--- Given records ---

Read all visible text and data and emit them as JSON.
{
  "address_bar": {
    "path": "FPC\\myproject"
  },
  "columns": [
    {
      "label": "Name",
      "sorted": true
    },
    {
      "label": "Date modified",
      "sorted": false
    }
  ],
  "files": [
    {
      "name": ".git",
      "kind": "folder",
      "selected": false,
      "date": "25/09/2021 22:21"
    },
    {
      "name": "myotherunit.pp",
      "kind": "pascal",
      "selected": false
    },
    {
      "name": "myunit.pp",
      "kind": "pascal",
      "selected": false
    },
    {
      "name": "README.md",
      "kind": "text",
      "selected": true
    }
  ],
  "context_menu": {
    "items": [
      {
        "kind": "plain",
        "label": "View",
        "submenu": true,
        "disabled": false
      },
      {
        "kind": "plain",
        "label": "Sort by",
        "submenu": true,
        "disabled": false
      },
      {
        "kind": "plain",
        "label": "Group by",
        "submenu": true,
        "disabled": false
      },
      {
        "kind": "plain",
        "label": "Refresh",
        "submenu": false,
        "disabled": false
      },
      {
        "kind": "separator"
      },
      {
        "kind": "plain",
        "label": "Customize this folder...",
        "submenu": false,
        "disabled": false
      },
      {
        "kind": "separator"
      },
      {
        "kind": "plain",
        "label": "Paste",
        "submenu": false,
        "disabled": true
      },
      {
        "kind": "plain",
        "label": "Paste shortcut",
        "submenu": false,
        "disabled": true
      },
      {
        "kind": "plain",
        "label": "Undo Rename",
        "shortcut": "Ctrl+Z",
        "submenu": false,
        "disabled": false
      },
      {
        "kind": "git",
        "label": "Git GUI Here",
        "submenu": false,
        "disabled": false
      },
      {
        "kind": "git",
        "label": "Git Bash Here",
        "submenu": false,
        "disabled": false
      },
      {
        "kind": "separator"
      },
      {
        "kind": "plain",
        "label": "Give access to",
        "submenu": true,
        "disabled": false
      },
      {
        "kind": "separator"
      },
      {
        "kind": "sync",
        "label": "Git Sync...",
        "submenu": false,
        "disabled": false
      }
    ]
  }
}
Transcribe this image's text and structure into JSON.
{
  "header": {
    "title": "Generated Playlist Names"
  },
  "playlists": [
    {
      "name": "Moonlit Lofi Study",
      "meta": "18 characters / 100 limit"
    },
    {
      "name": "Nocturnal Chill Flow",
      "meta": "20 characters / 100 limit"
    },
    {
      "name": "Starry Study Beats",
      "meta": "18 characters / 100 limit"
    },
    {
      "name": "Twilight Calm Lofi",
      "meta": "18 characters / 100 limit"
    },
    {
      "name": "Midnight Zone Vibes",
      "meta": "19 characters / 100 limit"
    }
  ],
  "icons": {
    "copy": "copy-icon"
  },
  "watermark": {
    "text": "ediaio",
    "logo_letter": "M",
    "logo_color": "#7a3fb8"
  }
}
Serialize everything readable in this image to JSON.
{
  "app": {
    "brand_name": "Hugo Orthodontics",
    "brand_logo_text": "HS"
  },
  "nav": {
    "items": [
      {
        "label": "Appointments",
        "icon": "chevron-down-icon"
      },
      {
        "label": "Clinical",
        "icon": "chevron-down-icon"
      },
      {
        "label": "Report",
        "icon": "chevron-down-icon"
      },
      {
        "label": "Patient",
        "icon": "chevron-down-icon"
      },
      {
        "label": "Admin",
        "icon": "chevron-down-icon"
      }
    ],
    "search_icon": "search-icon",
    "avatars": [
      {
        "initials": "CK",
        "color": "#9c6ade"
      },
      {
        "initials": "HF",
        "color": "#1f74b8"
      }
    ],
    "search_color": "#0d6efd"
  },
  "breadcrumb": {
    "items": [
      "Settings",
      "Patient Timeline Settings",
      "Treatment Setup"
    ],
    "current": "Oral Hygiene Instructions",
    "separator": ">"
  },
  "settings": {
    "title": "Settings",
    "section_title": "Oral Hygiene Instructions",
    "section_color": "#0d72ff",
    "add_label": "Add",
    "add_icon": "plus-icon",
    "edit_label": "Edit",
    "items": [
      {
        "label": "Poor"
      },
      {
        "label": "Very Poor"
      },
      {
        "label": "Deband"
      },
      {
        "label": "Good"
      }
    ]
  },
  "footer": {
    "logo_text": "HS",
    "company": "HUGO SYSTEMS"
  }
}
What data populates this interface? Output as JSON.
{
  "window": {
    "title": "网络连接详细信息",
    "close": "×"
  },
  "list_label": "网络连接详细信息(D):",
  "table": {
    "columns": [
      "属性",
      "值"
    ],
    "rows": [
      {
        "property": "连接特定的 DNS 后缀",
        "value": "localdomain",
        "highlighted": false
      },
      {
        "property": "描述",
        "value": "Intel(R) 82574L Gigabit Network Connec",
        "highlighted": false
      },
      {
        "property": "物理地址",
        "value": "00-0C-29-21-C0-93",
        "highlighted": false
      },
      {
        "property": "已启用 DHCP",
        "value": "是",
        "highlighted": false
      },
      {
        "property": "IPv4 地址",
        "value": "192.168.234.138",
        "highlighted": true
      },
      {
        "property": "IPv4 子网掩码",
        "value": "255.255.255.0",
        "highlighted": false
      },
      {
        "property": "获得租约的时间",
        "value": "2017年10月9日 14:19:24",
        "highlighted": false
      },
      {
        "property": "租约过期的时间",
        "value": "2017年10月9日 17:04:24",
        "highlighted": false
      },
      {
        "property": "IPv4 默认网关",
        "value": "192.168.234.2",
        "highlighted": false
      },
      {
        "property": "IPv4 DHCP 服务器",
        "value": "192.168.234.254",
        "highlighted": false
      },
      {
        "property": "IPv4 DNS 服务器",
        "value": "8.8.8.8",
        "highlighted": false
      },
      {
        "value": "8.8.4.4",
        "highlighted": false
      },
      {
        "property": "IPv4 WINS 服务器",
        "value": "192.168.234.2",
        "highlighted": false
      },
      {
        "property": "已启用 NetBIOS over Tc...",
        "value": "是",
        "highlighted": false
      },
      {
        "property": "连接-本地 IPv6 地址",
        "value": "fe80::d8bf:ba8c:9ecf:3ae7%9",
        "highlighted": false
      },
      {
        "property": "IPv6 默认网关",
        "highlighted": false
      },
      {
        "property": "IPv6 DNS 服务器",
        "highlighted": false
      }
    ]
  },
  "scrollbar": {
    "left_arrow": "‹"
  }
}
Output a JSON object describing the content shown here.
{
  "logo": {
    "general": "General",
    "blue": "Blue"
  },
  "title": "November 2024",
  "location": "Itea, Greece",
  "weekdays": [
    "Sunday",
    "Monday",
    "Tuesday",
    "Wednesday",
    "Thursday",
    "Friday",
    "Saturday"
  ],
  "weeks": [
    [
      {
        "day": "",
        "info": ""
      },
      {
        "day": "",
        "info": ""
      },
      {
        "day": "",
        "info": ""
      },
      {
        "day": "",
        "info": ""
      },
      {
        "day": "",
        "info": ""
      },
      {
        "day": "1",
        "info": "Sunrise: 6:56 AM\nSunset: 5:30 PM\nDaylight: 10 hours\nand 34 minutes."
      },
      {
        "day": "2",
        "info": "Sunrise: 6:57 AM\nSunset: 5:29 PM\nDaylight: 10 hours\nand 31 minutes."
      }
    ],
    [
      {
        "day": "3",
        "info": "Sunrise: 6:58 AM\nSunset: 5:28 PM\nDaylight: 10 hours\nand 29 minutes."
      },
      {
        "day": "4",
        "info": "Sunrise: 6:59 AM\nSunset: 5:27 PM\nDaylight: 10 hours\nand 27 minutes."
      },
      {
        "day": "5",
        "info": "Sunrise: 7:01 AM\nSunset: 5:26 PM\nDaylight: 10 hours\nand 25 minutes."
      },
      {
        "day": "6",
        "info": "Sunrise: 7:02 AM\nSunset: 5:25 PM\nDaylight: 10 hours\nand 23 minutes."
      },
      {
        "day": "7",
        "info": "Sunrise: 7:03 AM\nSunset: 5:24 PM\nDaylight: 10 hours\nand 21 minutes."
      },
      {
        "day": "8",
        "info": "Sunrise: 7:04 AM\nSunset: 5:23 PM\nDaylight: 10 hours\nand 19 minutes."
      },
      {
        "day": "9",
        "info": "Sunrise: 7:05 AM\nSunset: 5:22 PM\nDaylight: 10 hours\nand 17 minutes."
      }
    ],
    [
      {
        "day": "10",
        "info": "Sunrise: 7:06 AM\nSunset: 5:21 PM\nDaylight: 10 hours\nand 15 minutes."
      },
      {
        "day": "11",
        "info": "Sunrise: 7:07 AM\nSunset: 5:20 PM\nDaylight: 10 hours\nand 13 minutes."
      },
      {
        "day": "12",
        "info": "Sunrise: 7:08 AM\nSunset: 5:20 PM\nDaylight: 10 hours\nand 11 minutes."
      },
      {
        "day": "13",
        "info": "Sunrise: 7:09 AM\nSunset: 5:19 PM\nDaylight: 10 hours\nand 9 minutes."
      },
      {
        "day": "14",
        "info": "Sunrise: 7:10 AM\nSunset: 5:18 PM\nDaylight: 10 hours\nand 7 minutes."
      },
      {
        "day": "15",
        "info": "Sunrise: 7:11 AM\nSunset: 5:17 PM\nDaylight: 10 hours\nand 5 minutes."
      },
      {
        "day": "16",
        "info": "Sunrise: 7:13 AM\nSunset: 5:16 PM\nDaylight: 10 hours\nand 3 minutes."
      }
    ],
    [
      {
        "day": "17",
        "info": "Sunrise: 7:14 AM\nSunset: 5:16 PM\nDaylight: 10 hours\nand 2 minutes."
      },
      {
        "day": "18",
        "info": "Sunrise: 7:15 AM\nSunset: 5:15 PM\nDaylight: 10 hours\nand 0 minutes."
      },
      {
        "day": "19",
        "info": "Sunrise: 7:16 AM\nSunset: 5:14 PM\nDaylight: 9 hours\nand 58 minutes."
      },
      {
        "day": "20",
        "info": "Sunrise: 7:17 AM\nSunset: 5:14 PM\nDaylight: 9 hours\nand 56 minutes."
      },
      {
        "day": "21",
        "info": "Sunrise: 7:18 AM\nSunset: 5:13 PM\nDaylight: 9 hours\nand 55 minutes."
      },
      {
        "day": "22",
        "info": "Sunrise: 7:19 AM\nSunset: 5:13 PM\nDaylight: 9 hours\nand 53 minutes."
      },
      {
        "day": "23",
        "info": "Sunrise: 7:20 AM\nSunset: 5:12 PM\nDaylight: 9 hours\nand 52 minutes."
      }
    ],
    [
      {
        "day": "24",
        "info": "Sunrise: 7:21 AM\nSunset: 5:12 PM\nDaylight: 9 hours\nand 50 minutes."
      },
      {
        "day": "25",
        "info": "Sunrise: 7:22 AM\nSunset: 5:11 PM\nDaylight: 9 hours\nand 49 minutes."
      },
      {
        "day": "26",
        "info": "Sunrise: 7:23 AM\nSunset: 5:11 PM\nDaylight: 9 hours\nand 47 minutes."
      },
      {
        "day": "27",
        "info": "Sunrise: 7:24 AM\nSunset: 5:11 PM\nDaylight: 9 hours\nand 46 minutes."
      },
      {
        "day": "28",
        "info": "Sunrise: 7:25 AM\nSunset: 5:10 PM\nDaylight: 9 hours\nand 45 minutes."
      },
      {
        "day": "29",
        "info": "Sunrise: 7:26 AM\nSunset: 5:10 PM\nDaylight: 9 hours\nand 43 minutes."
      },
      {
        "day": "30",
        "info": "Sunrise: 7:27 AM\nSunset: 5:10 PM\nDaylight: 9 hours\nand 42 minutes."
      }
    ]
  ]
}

---

> _Your instructions_: Extract each line from the entries above that contains the string "data".

> _The result_:
Read all visible text and data and emit them as JSON.
What data populates this interface? Output as JSON.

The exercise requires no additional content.